▶ Problem to work on:
Locate every line below that contains the word "胡萝卜西兰花" and copy it.

▶ Excerpted records:
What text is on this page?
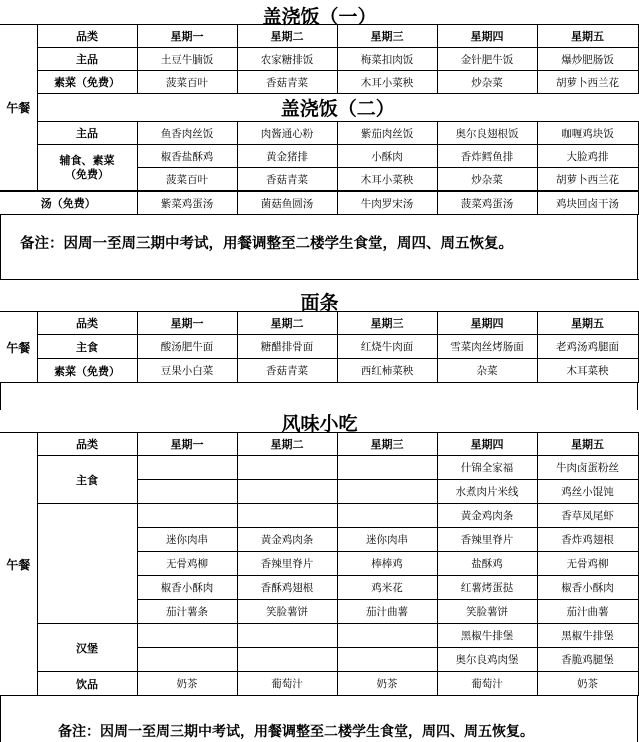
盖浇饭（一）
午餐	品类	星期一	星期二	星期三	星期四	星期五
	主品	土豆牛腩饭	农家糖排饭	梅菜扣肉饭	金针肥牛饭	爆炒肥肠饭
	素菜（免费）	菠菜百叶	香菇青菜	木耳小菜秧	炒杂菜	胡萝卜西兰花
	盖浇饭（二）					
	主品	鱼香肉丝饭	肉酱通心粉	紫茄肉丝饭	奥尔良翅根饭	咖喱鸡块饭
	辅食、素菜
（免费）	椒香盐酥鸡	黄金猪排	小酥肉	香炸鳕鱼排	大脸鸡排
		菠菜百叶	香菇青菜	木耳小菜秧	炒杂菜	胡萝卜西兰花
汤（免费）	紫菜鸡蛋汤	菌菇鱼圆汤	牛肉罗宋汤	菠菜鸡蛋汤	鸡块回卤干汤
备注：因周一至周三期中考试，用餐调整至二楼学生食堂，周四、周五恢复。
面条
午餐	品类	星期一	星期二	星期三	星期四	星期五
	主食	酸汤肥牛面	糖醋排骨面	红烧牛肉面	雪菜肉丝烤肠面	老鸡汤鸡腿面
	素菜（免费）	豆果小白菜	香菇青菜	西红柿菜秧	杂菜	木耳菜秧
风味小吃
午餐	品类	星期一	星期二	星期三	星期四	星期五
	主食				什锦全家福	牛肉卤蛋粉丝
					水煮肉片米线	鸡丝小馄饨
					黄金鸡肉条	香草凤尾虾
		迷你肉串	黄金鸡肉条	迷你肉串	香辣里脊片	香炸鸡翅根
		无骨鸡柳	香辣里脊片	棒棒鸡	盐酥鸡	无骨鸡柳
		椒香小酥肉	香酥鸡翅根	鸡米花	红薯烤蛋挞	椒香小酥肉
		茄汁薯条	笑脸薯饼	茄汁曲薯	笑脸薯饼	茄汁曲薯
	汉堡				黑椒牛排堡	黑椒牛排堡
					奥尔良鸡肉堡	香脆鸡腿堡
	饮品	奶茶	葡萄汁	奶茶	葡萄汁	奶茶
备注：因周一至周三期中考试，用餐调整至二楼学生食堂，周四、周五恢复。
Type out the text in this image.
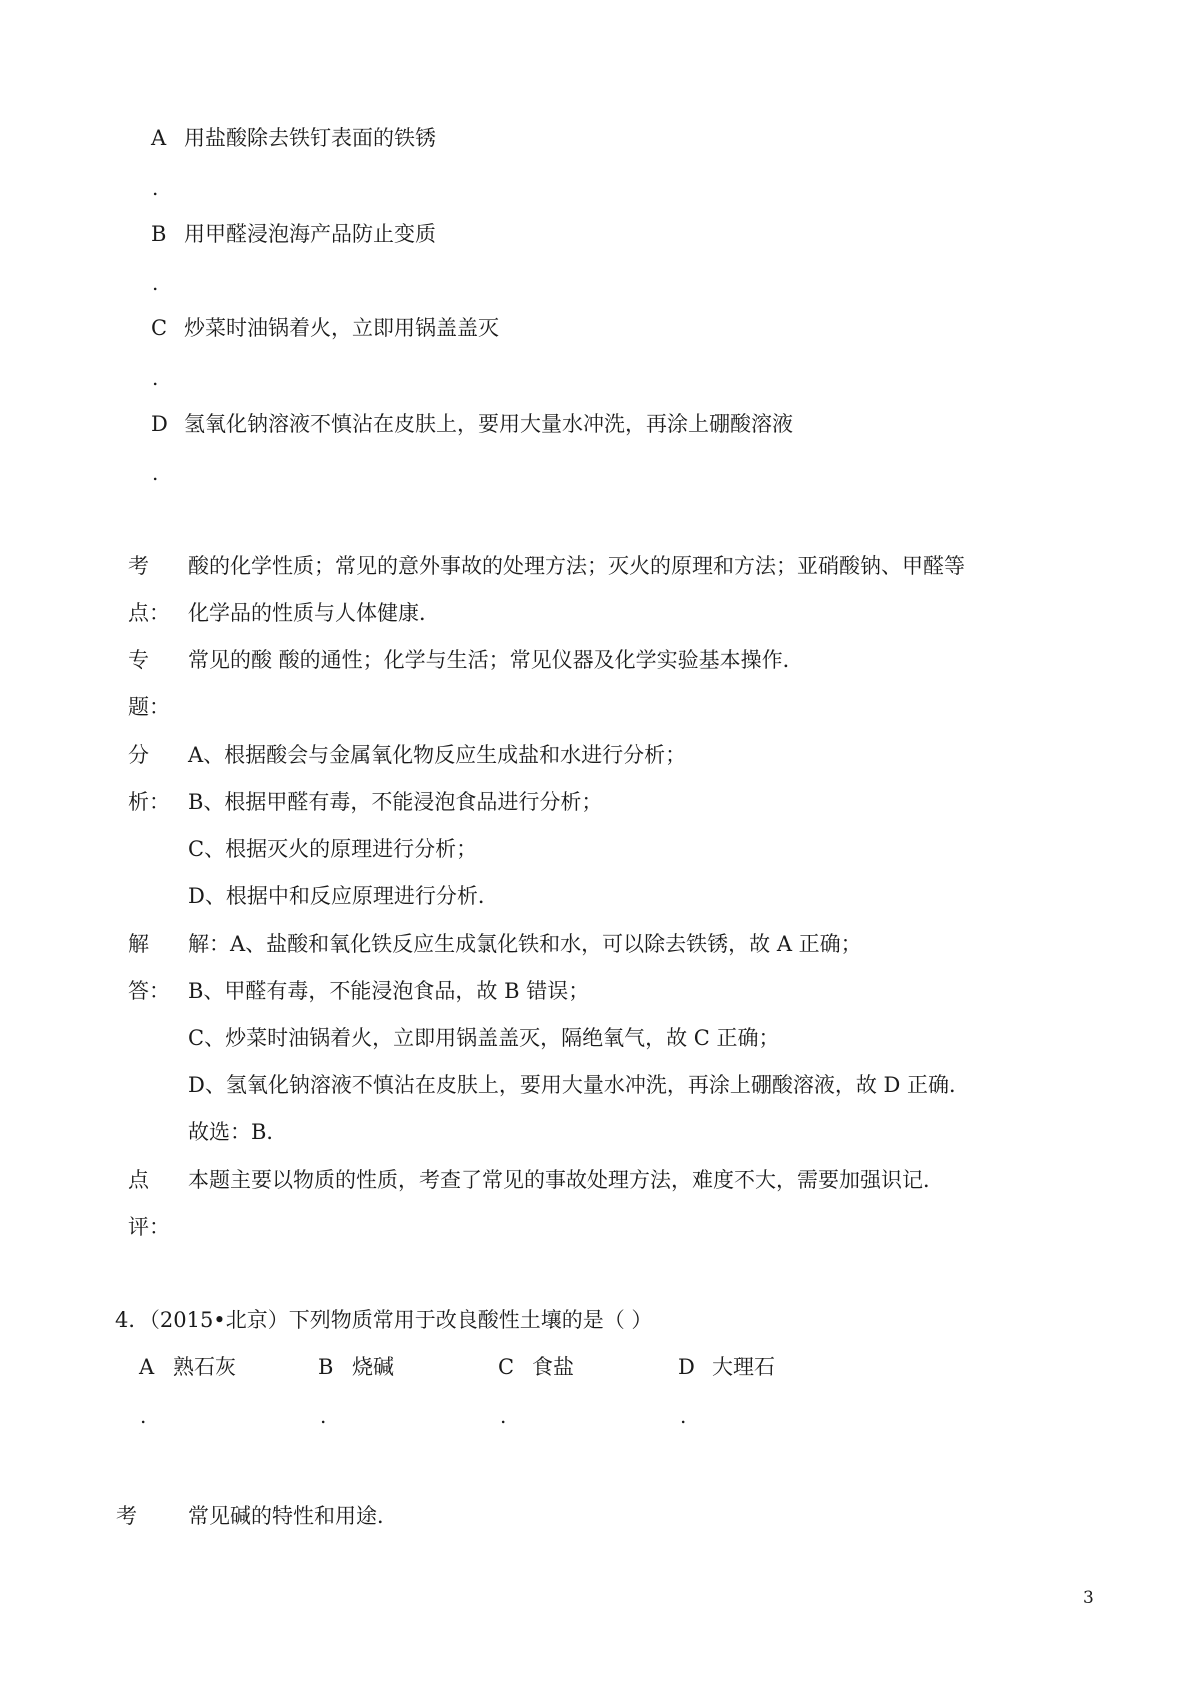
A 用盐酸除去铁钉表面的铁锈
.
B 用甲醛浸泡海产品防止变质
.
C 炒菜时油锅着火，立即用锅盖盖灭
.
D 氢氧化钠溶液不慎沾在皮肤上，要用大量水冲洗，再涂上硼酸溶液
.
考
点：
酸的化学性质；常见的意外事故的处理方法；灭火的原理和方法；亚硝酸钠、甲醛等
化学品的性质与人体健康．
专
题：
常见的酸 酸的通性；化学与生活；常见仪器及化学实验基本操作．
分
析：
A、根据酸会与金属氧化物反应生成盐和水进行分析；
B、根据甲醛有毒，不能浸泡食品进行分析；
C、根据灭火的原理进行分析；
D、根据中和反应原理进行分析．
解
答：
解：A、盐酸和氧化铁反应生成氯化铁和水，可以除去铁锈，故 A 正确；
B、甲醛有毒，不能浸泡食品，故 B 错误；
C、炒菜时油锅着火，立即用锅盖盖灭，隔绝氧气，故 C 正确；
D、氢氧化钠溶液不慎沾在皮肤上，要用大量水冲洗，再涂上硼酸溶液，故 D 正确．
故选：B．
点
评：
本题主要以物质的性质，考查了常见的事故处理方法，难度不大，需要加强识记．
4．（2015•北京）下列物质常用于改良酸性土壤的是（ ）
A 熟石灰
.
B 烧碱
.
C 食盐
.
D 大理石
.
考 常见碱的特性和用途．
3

▶ The reply:
	素菜（免费）	菠菜百叶	香菇青菜	木耳小菜秧	炒杂菜	胡萝卜西兰花
		菠菜百叶	香菇青菜	木耳小菜秧	炒杂菜	胡萝卜西兰花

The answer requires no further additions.